■ LISTING ■
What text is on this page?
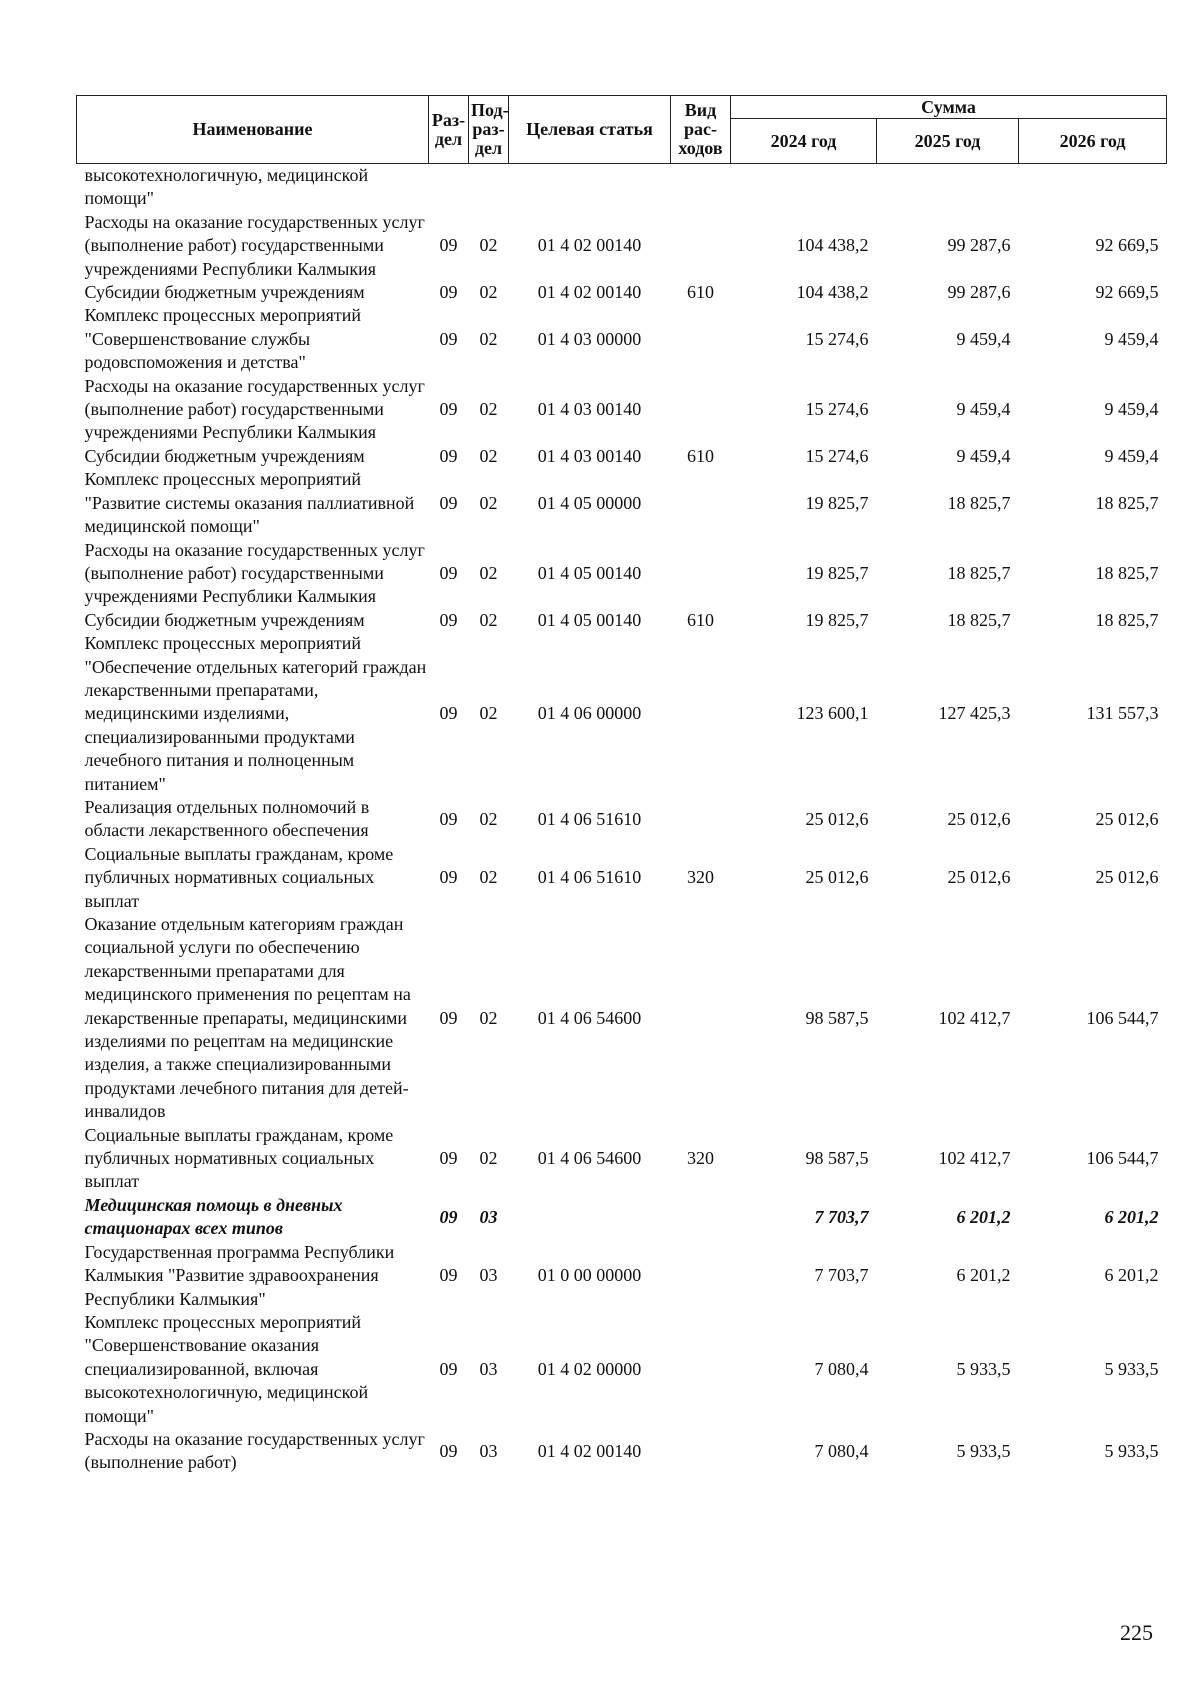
Наименование	Раз-дел	Под-раз-дел	Целевая статья	Вид рас-ходов	Сумма		
					2024 год	2025 год	2026 год
высокотехнологичную, медицинской помощи"							
Расходы на оказание государственных услуг (выполнение работ) государственными учреждениями Республики Калмыкия	09	02	01 4 02 00140		104 438,2	99 287,6	92 669,5
Субсидии бюджетным учреждениям	09	02	01 4 02 00140	610	104 438,2	99 287,6	92 669,5
Комплекс процессных мероприятий "Совершенствование службы родовспоможения и детства"	09	02	01 4 03 00000		15 274,6	9 459,4	9 459,4
Расходы на оказание государственных услуг (выполнение работ) государственными учреждениями Республики Калмыкия	09	02	01 4 03 00140		15 274,6	9 459,4	9 459,4
Субсидии бюджетным учреждениям	09	02	01 4 03 00140	610	15 274,6	9 459,4	9 459,4
Комплекс процессных мероприятий "Развитие системы оказания паллиативной медицинской помощи"	09	02	01 4 05 00000		19 825,7	18 825,7	18 825,7
Расходы на оказание государственных услуг (выполнение работ) государственными учреждениями Республики Калмыкия	09	02	01 4 05 00140		19 825,7	18 825,7	18 825,7
Субсидии бюджетным учреждениям	09	02	01 4 05 00140	610	19 825,7	18 825,7	18 825,7
Комплекс процессных мероприятий "Обеспечение отдельных категорий граждан лекарственными препаратами, медицинскими изделиями, специализированными продуктами лечебного питания и полноценным питанием"	09	02	01 4 06 00000		123 600,1	127 425,3	131 557,3
Реализация отдельных полномочий в области лекарственного обеспечения	09	02	01 4 06 51610		25 012,6	25 012,6	25 012,6
Социальные выплаты гражданам, кроме публичных нормативных социальных выплат	09	02	01 4 06 51610	320	25 012,6	25 012,6	25 012,6
Оказание отдельным категориям граждан социальной услуги по обеспечению лекарственными препаратами для медицинского применения по рецептам на лекарственные препараты, медицинскими изделиями по рецептам на медицинские изделия, а также специализированными продуктами лечебного питания для детей-инвалидов	09	02	01 4 06 54600		98 587,5	102 412,7	106 544,7
Социальные выплаты гражданам, кроме публичных нормативных социальных выплат	09	02	01 4 06 54600	320	98 587,5	102 412,7	106 544,7
Медицинская помощь в дневных стационарах всех типов	09	03			7 703,7	6 201,2	6 201,2
Государственная программа Республики Калмыкия "Развитие здравоохранения Республики Калмыкия"	09	03	01 0 00 00000		7 703,7	6 201,2	6 201,2
Комплекс процессных мероприятий "Совершенствование оказания специализированной, включая высокотехнологичную, медицинской помощи"	09	03	01 4 02 00000		7 080,4	5 933,5	5 933,5
Расходы на оказание государственных услуг (выполнение работ)	09	03	01 4 02 00140		7 080,4	5 933,5	5 933,5
225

■ AIM OF THE EXERCISE ■
Of the lines in this data, how many contain "лечебного"? Reply with only the number.

■ REPLY TO THE TASK ■
2